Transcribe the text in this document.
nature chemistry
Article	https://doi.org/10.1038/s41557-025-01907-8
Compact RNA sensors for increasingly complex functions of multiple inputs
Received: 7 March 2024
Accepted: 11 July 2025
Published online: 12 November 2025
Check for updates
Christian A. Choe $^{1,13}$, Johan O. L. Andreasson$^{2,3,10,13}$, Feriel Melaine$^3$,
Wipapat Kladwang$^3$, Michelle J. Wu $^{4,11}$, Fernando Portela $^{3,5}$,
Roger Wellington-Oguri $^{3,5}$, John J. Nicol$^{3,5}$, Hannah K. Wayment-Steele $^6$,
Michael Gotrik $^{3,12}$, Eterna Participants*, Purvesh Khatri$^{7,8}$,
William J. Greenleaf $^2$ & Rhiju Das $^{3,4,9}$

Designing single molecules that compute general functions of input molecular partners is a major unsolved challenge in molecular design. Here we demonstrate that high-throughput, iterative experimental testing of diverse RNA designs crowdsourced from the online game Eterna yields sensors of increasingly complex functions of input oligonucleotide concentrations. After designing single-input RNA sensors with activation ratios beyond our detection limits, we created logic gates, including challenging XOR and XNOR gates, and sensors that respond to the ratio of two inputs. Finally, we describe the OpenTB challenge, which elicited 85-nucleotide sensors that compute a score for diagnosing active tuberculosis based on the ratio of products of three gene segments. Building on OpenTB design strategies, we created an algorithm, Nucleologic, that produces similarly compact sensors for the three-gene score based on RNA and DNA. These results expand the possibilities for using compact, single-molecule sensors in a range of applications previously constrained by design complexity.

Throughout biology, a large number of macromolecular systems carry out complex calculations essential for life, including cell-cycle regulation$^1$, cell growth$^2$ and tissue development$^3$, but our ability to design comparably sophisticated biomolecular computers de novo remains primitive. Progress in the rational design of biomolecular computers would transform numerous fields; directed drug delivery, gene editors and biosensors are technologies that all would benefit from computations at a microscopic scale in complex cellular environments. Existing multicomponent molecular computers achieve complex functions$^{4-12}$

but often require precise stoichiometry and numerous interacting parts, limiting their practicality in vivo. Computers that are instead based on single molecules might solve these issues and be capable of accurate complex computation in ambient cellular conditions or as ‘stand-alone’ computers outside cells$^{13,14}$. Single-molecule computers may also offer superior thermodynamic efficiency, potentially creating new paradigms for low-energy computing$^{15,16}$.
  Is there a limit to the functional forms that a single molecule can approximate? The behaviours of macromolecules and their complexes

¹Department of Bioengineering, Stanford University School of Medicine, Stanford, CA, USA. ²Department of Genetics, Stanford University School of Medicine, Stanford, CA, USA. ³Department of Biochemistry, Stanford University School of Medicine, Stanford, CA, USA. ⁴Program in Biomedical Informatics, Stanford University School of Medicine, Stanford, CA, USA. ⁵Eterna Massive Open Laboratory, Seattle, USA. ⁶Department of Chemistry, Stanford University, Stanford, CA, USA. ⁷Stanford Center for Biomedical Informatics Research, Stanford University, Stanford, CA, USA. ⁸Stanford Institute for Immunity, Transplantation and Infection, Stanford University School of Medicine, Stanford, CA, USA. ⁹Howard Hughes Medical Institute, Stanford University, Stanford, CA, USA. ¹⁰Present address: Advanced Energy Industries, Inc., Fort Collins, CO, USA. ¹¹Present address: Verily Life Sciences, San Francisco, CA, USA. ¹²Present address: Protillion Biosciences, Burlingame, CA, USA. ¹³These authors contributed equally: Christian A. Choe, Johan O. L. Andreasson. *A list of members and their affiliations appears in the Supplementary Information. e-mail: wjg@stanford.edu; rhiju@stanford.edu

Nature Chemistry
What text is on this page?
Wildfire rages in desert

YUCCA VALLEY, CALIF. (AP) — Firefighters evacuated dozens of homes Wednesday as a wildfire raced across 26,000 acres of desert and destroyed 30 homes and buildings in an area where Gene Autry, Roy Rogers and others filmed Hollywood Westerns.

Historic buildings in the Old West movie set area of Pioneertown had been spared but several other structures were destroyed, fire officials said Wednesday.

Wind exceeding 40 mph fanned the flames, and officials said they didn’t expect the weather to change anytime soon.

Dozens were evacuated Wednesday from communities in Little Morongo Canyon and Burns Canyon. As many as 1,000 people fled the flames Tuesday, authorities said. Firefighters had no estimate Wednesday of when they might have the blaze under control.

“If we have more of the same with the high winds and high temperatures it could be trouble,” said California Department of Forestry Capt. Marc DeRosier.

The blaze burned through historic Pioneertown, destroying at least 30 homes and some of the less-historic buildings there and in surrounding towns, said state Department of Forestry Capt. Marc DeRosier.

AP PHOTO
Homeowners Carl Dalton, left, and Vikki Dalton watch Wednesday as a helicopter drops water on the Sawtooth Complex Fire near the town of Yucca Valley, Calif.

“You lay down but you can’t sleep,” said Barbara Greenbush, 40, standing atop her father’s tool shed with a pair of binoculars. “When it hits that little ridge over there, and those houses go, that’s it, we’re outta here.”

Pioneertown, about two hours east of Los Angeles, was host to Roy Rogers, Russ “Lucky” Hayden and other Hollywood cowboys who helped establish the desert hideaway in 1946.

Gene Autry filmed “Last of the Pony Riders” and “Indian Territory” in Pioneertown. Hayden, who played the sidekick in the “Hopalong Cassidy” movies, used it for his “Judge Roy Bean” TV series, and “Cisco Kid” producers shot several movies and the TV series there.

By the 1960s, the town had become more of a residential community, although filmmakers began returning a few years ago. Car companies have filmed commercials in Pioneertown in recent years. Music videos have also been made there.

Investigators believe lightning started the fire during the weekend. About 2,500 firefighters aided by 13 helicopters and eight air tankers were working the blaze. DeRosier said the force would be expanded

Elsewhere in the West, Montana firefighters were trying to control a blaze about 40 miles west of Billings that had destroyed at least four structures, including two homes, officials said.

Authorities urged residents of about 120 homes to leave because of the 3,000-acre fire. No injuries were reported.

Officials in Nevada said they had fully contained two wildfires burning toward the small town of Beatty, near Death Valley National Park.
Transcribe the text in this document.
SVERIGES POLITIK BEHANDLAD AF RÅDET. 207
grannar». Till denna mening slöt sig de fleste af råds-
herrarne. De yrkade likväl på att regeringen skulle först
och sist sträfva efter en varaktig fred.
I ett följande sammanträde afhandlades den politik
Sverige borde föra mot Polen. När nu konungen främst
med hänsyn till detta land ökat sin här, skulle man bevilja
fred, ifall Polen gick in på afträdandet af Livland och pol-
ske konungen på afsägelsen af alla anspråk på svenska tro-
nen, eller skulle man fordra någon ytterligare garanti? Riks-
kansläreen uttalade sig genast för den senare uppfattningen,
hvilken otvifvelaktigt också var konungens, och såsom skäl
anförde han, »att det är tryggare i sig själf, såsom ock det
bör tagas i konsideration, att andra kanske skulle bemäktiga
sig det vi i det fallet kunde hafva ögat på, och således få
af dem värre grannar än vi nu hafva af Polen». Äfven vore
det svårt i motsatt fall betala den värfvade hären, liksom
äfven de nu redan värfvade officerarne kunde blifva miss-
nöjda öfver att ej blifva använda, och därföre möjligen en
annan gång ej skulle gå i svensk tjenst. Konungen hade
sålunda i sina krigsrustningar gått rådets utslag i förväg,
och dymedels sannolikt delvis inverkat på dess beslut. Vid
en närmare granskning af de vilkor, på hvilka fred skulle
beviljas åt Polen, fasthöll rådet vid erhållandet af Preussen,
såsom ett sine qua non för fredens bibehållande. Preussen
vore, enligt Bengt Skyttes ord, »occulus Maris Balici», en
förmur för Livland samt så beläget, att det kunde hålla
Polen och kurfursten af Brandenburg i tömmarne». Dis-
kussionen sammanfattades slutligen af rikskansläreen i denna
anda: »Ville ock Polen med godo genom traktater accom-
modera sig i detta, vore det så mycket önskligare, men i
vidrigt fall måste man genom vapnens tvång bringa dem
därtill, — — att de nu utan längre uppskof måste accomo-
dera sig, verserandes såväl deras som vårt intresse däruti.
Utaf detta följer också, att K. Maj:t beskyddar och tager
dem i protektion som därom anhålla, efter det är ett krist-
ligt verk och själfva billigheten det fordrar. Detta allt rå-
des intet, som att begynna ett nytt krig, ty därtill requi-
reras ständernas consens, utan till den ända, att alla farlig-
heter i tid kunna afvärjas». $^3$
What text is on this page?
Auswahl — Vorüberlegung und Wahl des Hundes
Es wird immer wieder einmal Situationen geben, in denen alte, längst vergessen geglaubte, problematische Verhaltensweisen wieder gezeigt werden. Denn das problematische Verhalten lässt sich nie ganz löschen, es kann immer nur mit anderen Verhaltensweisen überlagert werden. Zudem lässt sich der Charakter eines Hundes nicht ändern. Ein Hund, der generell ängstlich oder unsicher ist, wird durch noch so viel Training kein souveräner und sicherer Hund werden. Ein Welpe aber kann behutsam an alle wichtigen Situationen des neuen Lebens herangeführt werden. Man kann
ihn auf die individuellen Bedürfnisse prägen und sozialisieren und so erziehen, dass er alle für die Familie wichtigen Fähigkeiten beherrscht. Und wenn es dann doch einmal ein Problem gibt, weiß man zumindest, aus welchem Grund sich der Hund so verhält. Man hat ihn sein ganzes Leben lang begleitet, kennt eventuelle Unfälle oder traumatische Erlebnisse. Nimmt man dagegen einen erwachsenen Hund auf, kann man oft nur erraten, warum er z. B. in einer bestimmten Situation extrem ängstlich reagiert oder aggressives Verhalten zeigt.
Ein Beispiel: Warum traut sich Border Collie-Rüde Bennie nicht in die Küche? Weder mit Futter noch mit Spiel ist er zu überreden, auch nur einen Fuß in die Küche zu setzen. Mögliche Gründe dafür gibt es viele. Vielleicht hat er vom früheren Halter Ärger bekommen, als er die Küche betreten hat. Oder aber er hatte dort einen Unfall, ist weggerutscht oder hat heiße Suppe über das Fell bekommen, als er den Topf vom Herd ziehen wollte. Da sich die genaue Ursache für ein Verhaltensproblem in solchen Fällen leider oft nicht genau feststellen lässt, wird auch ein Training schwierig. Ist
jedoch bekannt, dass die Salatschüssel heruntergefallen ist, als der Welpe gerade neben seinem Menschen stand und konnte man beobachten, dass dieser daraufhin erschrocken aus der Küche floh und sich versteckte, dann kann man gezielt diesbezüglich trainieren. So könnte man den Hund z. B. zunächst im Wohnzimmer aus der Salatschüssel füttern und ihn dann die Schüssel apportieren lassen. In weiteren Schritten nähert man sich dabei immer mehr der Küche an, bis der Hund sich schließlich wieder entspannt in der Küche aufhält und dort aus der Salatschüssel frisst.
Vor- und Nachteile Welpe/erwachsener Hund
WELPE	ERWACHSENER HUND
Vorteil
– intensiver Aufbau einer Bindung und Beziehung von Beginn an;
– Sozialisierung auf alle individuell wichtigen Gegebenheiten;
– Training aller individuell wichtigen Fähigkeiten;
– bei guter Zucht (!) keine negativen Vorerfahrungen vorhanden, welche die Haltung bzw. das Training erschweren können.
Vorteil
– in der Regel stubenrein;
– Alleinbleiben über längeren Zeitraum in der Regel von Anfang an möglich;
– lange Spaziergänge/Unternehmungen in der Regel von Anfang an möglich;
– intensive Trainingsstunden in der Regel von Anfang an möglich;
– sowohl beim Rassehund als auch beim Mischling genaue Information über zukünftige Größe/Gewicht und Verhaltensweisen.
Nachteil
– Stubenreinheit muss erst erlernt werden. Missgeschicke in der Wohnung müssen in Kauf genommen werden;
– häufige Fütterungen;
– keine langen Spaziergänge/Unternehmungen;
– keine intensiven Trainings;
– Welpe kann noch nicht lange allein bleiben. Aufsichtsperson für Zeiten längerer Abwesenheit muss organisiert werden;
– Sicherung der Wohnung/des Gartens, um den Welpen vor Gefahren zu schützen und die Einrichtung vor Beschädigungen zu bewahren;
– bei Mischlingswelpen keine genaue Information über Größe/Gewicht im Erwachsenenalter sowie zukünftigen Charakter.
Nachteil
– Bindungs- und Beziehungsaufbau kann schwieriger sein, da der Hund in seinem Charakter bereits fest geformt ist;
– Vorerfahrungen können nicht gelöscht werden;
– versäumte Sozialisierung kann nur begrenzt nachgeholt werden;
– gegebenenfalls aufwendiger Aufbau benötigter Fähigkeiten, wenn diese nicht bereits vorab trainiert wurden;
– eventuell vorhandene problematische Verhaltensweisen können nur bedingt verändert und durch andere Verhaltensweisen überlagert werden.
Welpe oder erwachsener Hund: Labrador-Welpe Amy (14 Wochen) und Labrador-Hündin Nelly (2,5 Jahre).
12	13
-=-=-=-=-
# TASK
What lines in the entries above hold "filmed"? Copy every one.

# TASK ANSWER
YUCCA VALLEY, CALIF. (AP) — Firefighters evacuated dozens of homes Wednesday as a wildfire raced across 26,000 acres of desert and destroyed 30 homes and buildings in an area where Gene Autry, Roy Rogers and others filmed Hollywood Westerns.
Gene Autry filmed “Last of the Pony Riders” and “Indian Territory” in Pioneertown. Hayden, who played the sidekick in the “Hopalong Cassidy” movies, used it for his “Judge Roy Bean” TV series, and “Cisco Kid” producers shot several movies and the TV series there.
By the 1960s, the town had become more of a residential community, although filmmakers began returning a few years ago. Car companies have filmed commercials in Pioneertown in recent years. Music videos have also been made there.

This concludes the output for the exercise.